(WRITTEN REQUEST) Lift out all lines below that contain "class".

(RECORD SET)
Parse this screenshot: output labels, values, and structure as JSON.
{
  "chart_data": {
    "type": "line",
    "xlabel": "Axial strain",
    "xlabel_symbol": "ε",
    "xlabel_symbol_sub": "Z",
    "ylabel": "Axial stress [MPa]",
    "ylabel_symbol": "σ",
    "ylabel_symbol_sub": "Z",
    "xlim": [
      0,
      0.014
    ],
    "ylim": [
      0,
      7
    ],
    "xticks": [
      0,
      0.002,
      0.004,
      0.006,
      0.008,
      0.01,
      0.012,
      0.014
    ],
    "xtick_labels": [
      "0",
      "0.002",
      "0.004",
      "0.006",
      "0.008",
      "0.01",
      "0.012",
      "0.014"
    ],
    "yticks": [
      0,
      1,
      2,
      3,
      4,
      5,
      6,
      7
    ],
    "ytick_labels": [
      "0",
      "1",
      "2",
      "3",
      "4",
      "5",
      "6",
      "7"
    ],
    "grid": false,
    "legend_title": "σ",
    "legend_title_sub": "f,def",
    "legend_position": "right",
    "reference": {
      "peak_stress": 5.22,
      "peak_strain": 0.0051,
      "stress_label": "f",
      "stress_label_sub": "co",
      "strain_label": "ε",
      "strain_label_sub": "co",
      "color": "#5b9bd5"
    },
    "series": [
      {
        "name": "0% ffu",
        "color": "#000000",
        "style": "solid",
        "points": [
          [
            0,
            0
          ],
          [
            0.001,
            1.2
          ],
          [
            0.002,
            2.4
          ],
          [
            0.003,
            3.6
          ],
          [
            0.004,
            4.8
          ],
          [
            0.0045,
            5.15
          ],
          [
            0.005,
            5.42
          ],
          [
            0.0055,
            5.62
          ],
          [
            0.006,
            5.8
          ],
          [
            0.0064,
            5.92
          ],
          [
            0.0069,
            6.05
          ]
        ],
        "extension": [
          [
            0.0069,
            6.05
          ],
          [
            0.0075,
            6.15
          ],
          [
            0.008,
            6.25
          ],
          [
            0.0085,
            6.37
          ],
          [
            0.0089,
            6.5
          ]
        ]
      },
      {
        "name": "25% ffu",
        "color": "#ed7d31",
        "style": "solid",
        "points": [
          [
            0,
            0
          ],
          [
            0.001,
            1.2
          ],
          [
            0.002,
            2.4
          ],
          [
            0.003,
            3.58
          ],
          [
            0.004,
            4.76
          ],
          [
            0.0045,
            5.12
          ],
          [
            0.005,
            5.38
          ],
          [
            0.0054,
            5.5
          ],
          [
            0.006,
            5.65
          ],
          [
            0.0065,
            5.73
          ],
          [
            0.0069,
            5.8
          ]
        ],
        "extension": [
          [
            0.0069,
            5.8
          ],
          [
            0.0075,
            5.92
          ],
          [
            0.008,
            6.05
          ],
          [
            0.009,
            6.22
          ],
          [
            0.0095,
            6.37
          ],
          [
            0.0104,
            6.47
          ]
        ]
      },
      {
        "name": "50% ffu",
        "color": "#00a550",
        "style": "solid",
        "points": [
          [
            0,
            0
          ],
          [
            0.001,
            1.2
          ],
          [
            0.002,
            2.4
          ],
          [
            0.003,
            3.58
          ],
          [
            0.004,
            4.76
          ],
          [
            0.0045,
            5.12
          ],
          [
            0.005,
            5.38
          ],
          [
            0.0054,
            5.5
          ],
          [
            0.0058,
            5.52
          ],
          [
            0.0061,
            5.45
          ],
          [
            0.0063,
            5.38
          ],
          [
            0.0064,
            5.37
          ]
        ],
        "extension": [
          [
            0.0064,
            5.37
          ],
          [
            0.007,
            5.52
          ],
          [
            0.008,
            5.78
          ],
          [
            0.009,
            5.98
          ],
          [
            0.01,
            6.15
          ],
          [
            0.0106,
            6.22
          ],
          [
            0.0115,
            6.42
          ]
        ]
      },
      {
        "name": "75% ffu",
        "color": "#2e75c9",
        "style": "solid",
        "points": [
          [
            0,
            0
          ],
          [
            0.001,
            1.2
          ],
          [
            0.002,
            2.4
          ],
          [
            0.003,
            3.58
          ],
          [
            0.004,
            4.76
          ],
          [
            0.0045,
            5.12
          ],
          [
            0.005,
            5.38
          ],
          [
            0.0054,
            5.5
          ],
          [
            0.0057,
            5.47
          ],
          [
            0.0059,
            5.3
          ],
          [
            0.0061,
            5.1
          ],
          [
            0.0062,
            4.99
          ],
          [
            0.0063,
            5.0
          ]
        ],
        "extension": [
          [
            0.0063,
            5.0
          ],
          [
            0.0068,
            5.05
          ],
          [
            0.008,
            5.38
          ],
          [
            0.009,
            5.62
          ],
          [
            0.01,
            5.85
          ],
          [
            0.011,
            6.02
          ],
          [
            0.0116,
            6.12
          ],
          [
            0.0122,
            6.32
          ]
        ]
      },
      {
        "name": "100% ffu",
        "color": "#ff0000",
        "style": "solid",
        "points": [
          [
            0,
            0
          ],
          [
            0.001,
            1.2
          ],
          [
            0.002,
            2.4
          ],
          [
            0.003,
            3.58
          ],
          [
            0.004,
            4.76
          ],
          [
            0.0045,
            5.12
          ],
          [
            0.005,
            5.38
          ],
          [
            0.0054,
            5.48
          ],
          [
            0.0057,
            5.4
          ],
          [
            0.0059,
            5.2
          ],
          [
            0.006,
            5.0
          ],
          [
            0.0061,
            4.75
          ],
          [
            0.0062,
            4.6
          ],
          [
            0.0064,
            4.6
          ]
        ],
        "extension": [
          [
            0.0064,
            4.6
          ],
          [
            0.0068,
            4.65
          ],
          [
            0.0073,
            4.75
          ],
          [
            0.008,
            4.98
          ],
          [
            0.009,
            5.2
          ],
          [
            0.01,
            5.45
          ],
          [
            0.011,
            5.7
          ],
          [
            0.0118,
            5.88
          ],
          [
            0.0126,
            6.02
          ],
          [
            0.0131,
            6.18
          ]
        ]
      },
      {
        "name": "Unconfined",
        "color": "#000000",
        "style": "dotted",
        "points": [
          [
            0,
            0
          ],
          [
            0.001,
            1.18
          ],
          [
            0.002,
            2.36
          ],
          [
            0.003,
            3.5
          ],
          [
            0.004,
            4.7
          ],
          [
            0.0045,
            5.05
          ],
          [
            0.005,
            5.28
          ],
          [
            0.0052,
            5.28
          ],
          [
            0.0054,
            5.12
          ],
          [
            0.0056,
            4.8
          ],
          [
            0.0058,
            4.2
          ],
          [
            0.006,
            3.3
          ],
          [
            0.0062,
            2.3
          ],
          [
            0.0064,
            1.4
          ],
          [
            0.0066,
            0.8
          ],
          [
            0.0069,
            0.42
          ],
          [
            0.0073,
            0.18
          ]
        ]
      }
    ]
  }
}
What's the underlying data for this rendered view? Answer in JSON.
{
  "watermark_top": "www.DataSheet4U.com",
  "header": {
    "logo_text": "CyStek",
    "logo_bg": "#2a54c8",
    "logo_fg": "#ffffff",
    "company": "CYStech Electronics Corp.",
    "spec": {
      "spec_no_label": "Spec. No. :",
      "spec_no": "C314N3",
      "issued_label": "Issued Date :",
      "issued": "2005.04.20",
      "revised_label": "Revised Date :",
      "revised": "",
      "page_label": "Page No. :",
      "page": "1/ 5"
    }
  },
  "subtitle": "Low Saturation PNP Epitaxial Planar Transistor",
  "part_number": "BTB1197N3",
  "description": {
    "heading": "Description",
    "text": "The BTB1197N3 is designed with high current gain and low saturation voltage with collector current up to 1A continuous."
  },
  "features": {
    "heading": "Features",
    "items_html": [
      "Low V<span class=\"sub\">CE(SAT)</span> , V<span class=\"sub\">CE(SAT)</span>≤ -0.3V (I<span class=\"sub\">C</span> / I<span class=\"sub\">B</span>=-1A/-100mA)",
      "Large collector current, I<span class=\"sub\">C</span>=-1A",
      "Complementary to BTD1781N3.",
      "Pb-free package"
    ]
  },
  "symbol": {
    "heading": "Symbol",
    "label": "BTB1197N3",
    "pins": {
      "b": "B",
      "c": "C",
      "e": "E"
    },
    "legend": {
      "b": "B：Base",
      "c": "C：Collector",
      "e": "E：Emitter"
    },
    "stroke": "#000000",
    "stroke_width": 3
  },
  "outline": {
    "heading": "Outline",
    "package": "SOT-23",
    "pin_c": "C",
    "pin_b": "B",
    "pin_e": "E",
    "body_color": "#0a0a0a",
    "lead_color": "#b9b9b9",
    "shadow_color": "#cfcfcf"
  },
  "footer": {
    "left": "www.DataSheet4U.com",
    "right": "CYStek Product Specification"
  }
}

(OUTPUT OF THE EXERCISE)
      "Low V<span class=\"sub\">CE(SAT)</span> , V<span class=\"sub\">CE(SAT)</span>≤ -0.3V (I<span class=\"sub\">C</span> / I<span class=\"sub\">B</span>=-1A/-100mA)",
      "Large collector current, I<span class=\"sub\">C</span>=-1A",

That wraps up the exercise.